Data entries:
● ● ●
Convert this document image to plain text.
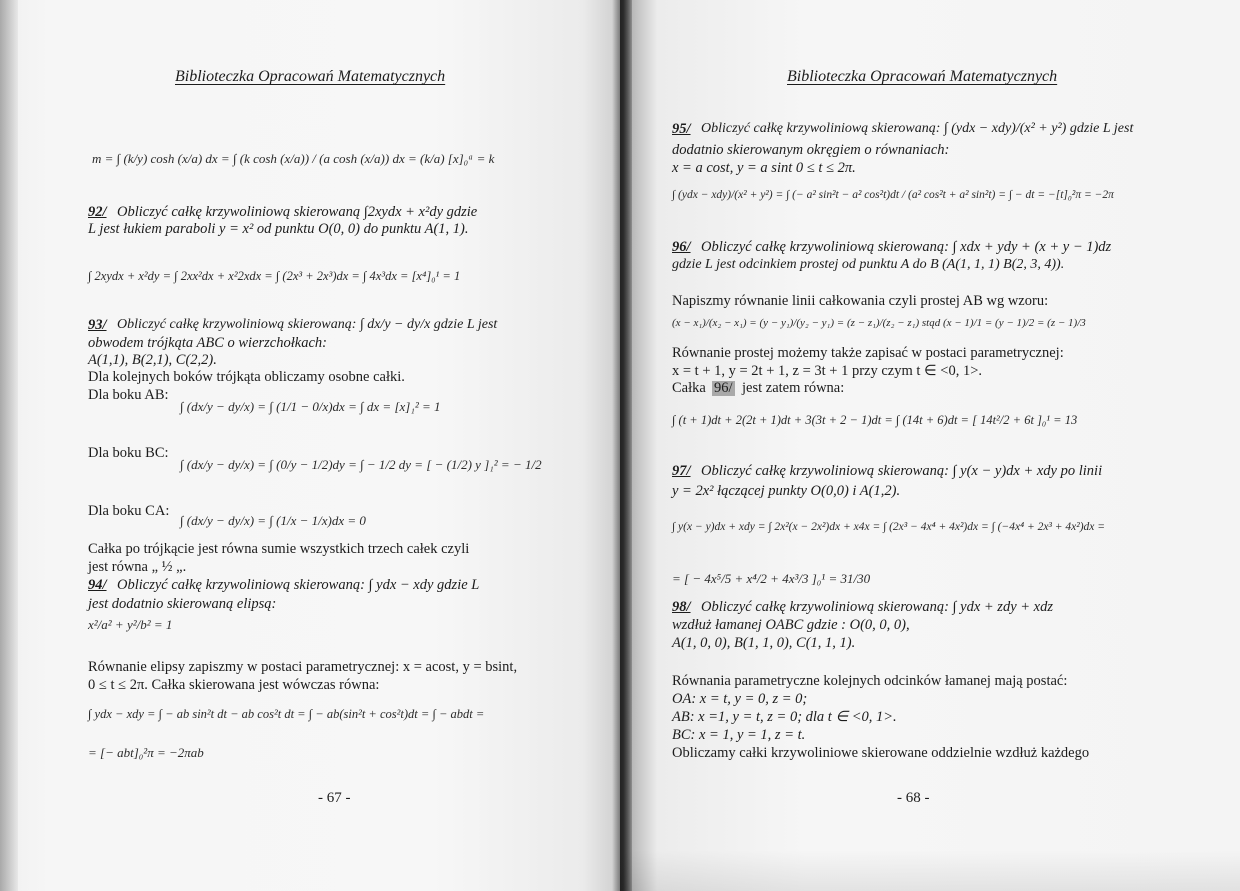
Biblioteczka Opracowań Matematycznych
m = ∫ (k/y) cosh (x/a) dx = ∫ (k cosh (x/a)) / (a cosh (x/a)) dx = (k/a) [x]₀ᵃ = k
92/ Obliczyć całkę krzywoliniową skierowaną ∫2xydx + x²dy gdzie
L jest łukiem paraboli y = x² od punktu O(0, 0) do punktu A(1, 1).
∫ 2xydx + x²dy = ∫ 2xx²dx + x²2xdx = ∫ (2x³ + 2x³)dx = ∫ 4x³dx = [x⁴]₀¹ = 1
93/ Obliczyć całkę krzywoliniową skierowaną: ∫ dx/y − dy/x gdzie L jest
obwodem trójkąta ABC o wierzchołkach:
A(1,1), B(2,1), C(2,2).
Dla kolejnych boków trójkąta obliczamy osobne całki.
Dla boku AB:
∫ (dx/y − dy/x) = ∫ (1/1 − 0/x)dx = ∫ dx = [x]₁² = 1
Dla boku BC:
∫ (dx/y − dy/x) = ∫ (0/y − 1/2)dy = ∫ − 1/2 dy = [ − (1/2) y ]₁² = − 1/2
Dla boku CA:
∫ (dx/y − dy/x) = ∫ (1/x − 1/x)dx = 0
Całka po trójkącie jest równa sumie wszystkich trzech całek czyli
jest równa „ ½ „.
94/ Obliczyć całkę krzywoliniową skierowaną: ∫ ydx − xdy gdzie L
jest dodatnio skierowaną elipsą:
x²/a² + y²/b² = 1
Równanie elipsy zapiszmy w postaci parametrycznej: x = acost, y = bsint,
0 ≤ t ≤ 2π. Całka skierowana jest wówczas równa:
∫ ydx − xdy = ∫ − ab sin²t dt − ab cos²t dt = ∫ − ab(sin²t + cos²t)dt = ∫ − abdt =
= [− abt]₀²π = −2πab
- 67 -
Biblioteczka Opracowań Matematycznych
95/ Obliczyć całkę krzywoliniową skierowaną: ∫ (ydx − xdy)/(x² + y²) gdzie L jest
dodatnio skierowanym okręgiem o równaniach:
x = a cost, y = a sint 0 ≤ t ≤ 2π.
∫ (ydx − xdy)/(x² + y²) = ∫ (− a² sin²t − a² cos²t)dt / (a² cos²t + a² sin²t) = ∫ − dt = −[t]₀²π = −2π
96/ Obliczyć całkę krzywoliniową skierowaną: ∫ xdx + ydy + (x + y − 1)dz
gdzie L jest odcinkiem prostej od punktu A do B (A(1, 1, 1) B(2, 3, 4)).
Napiszmy równanie linii całkowania czyli prostej AB wg wzoru:
(x − x₁)/(x₂ − x₁) = (y − y₁)/(y₂ − y₁) = (z − z₁)/(z₂ − z₁) stąd (x − 1)/1 = (y − 1)/2 = (z − 1)/3
Równanie prostej możemy także zapisać w postaci parametrycznej:
x = t + 1, y = 2t + 1, z = 3t + 1 przy czym t ∈ <0, 1>.
Całka 96/ jest zatem równa:
∫ (t + 1)dt + 2(2t + 1)dt + 3(3t + 2 − 1)dt = ∫ (14t + 6)dt = [ 14t²/2 + 6t ]₀¹ = 13
97/ Obliczyć całkę krzywoliniową skierowaną: ∫ y(x − y)dx + xdy po linii
y = 2x² łączącej punkty O(0,0) i A(1,2).
∫ y(x − y)dx + xdy = ∫ 2x²(x − 2x²)dx + x4x = ∫ (2x³ − 4x⁴ + 4x²)dx = ∫ (−4x⁴ + 2x³ + 4x²)dx =
= [ − 4x⁵/5 + x⁴/2 + 4x³/3 ]₀¹ = 31/30
98/ Obliczyć całkę krzywoliniową skierowaną: ∫ ydx + zdy + xdz
wzdłuż łamanej OABC gdzie : O(0, 0, 0),
A(1, 0, 0), B(1, 1, 0), C(1, 1, 1).
Równania parametryczne kolejnych odcinków łamanej mają postać:
OA: x = t, y = 0, z = 0;
AB: x =1, y = t, z = 0; dla t ∈ <0, 1>.
BC: x = 1, y = 1, z = t.
Obliczamy całki krzywoliniowe skierowane oddzielnie wzdłuż każdego
- 68 -
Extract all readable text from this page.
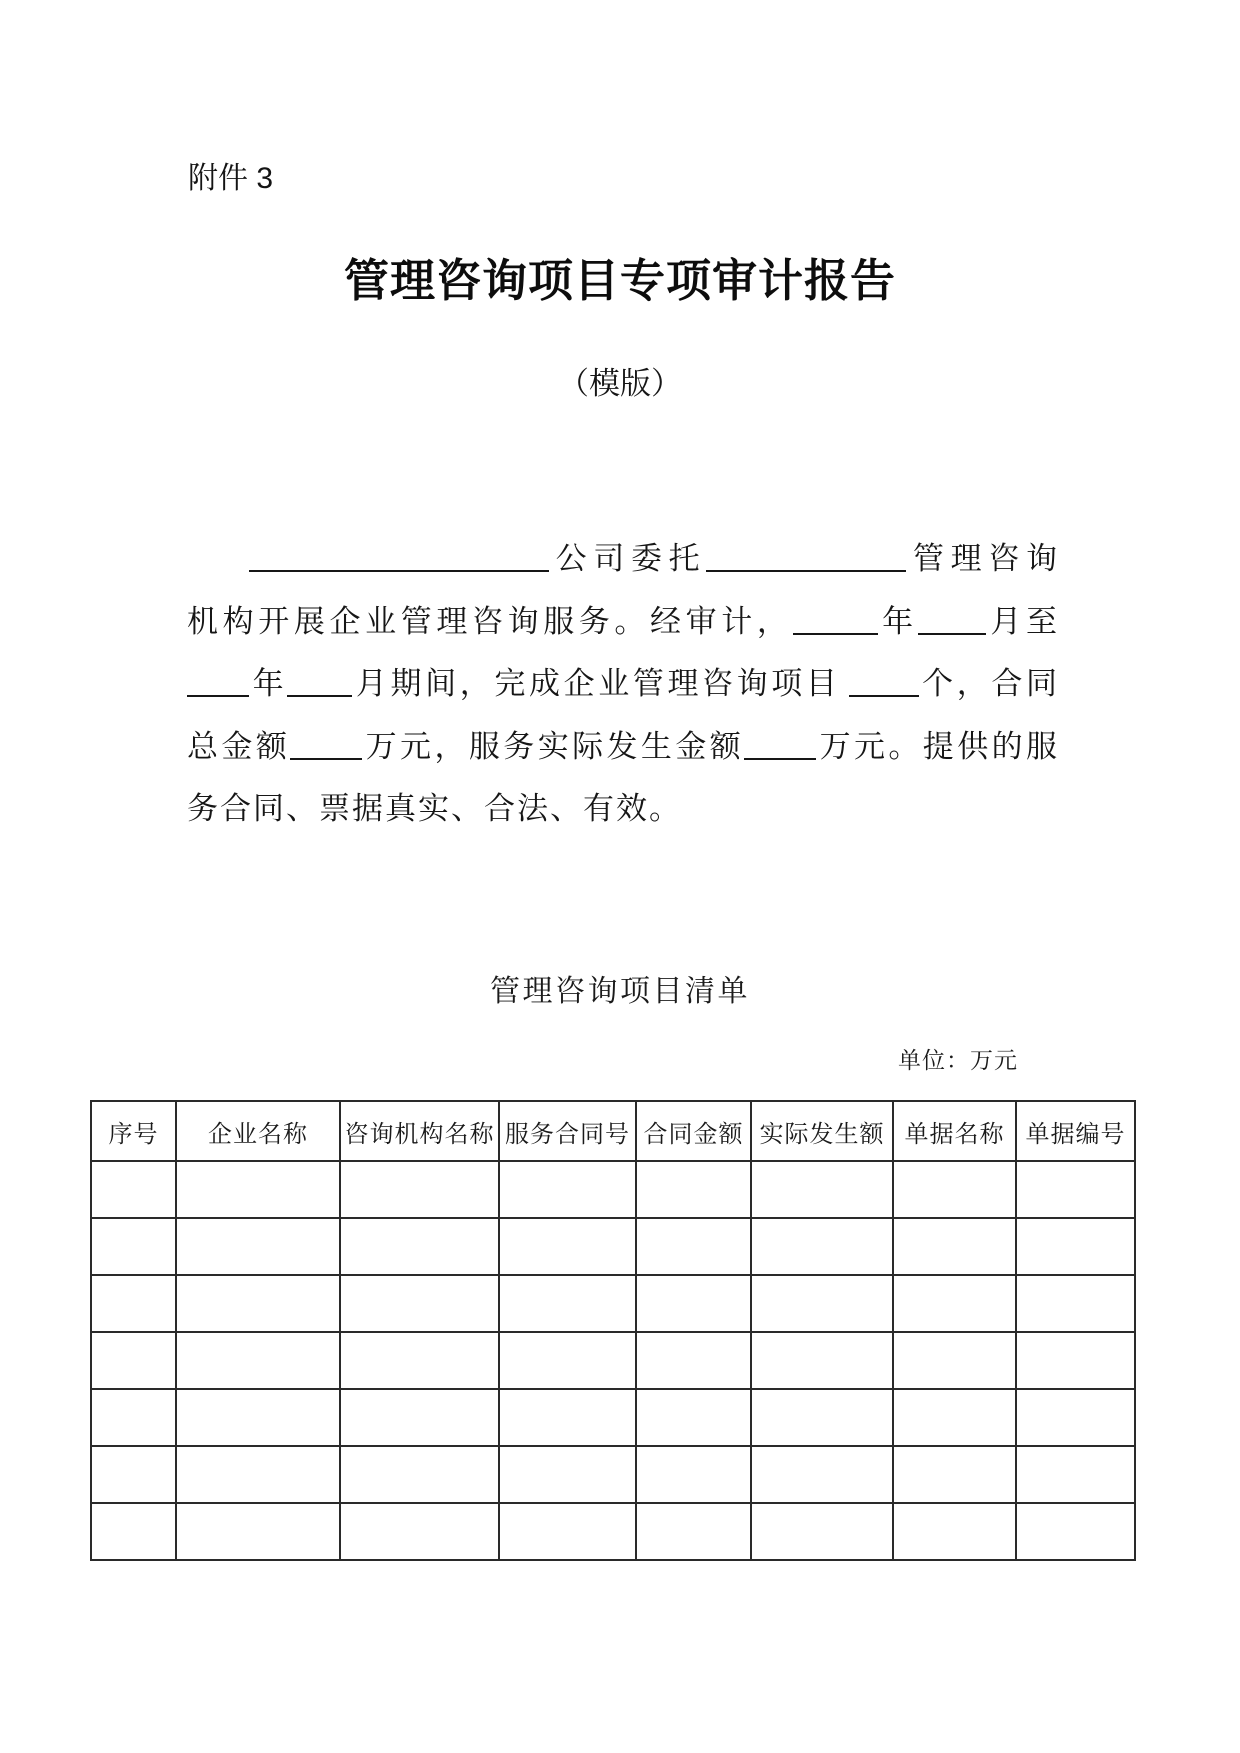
附件 3
管理咨询项目专项审计报告
（模版）
公司委托	管理咨询
机构开展企业管理咨询服务。经审计，	年 月至
年 月期间，完成企业管理咨询项目	个，合同
总金额 万元，服务实际发生金额 万元。提供的服
务合同、票据真实、合法、有效。
管理咨询项目清单
单位：万元
序号	企业名称	咨询机构名称	服务合同号	合同金额	实际发生额	单据名称	单据编号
● ● ●
● GIVEN REQUEST
Output the entries above exactly. Drop the pictures.

● RESPONSE TO THIS TASK
Convert this document image to plain text.
Biblioteczka Opracowań Matematycznych
m = ∫ (k/y) cosh (x/a) dx = ∫ (k cosh (x/a)) / (a cosh (x/a)) dx = (k/a) [x]₀ᵃ = k
92/ Obliczyć całkę krzywoliniową skierowaną ∫2xydx + x²dy gdzie
L jest łukiem paraboli y = x² od punktu O(0, 0) do punktu A(1, 1).
∫ 2xydx + x²dy = ∫ 2xx²dx + x²2xdx = ∫ (2x³ + 2x³)dx = ∫ 4x³dx = [x⁴]₀¹ = 1
93/ Obliczyć całkę krzywoliniową skierowaną: ∫ dx/y − dy/x gdzie L jest
obwodem trójkąta ABC o wierzchołkach:
A(1,1), B(2,1), C(2,2).
Dla kolejnych boków trójkąta obliczamy osobne całki.
Dla boku AB:
∫ (dx/y − dy/x) = ∫ (1/1 − 0/x)dx = ∫ dx = [x]₁² = 1
Dla boku BC:
∫ (dx/y − dy/x) = ∫ (0/y − 1/2)dy = ∫ − 1/2 dy = [ − (1/2) y ]₁² = − 1/2
Dla boku CA:
∫ (dx/y − dy/x) = ∫ (1/x − 1/x)dx = 0
Całka po trójkącie jest równa sumie wszystkich trzech całek czyli
jest równa „ ½ „.
94/ Obliczyć całkę krzywoliniową skierowaną: ∫ ydx − xdy gdzie L
jest dodatnio skierowaną elipsą:
x²/a² + y²/b² = 1
Równanie elipsy zapiszmy w postaci parametrycznej: x = acost, y = bsint,
0 ≤ t ≤ 2π. Całka skierowana jest wówczas równa:
∫ ydx − xdy = ∫ − ab sin²t dt − ab cos²t dt = ∫ − ab(sin²t + cos²t)dt = ∫ − abdt =
= [− abt]₀²π = −2πab
- 67 -
Biblioteczka Opracowań Matematycznych
95/ Obliczyć całkę krzywoliniową skierowaną: ∫ (ydx − xdy)/(x² + y²) gdzie L jest
dodatnio skierowanym okręgiem o równaniach:
x = a cost, y = a sint 0 ≤ t ≤ 2π.
∫ (ydx − xdy)/(x² + y²) = ∫ (− a² sin²t − a² cos²t)dt / (a² cos²t + a² sin²t) = ∫ − dt = −[t]₀²π = −2π
96/ Obliczyć całkę krzywoliniową skierowaną: ∫ xdx + ydy + (x + y − 1)dz
gdzie L jest odcinkiem prostej od punktu A do B (A(1, 1, 1) B(2, 3, 4)).
Napiszmy równanie linii całkowania czyli prostej AB wg wzoru:
(x − x₁)/(x₂ − x₁) = (y − y₁)/(y₂ − y₁) = (z − z₁)/(z₂ − z₁) stąd (x − 1)/1 = (y − 1)/2 = (z − 1)/3
Równanie prostej możemy także zapisać w postaci parametrycznej:
x = t + 1, y = 2t + 1, z = 3t + 1 przy czym t ∈ <0, 1>.
Całka 96/ jest zatem równa:
∫ (t + 1)dt + 2(2t + 1)dt + 3(3t + 2 − 1)dt = ∫ (14t + 6)dt = [ 14t²/2 + 6t ]₀¹ = 13
97/ Obliczyć całkę krzywoliniową skierowaną: ∫ y(x − y)dx + xdy po linii
y = 2x² łączącej punkty O(0,0) i A(1,2).
∫ y(x − y)dx + xdy = ∫ 2x²(x − 2x²)dx + x4x = ∫ (2x³ − 4x⁴ + 4x²)dx = ∫ (−4x⁴ + 2x³ + 4x²)dx =
= [ − 4x⁵/5 + x⁴/2 + 4x³/3 ]₀¹ = 31/30
98/ Obliczyć całkę krzywoliniową skierowaną: ∫ ydx + zdy + xdz
wzdłuż łamanej OABC gdzie : O(0, 0, 0),
A(1, 0, 0), B(1, 1, 0), C(1, 1, 1).
Równania parametryczne kolejnych odcinków łamanej mają postać:
OA: x = t, y = 0, z = 0;
AB: x =1, y = t, z = 0; dla t ∈ <0, 1>.
BC: x = 1, y = 1, z = t.
Obliczamy całki krzywoliniowe skierowane oddzielnie wzdłuż każdego
- 68 -
Extract all readable text from this page.
附件 3
管理咨询项目专项审计报告
（模版）
公司委托	管理咨询
机构开展企业管理咨询服务。经审计，	年 月至
年 月期间，完成企业管理咨询项目	个，合同
总金额 万元，服务实际发生金额 万元。提供的服
务合同、票据真实、合法、有效。
管理咨询项目清单
单位：万元
序号	企业名称	咨询机构名称	服务合同号	合同金额	实际发生额	单据名称	单据编号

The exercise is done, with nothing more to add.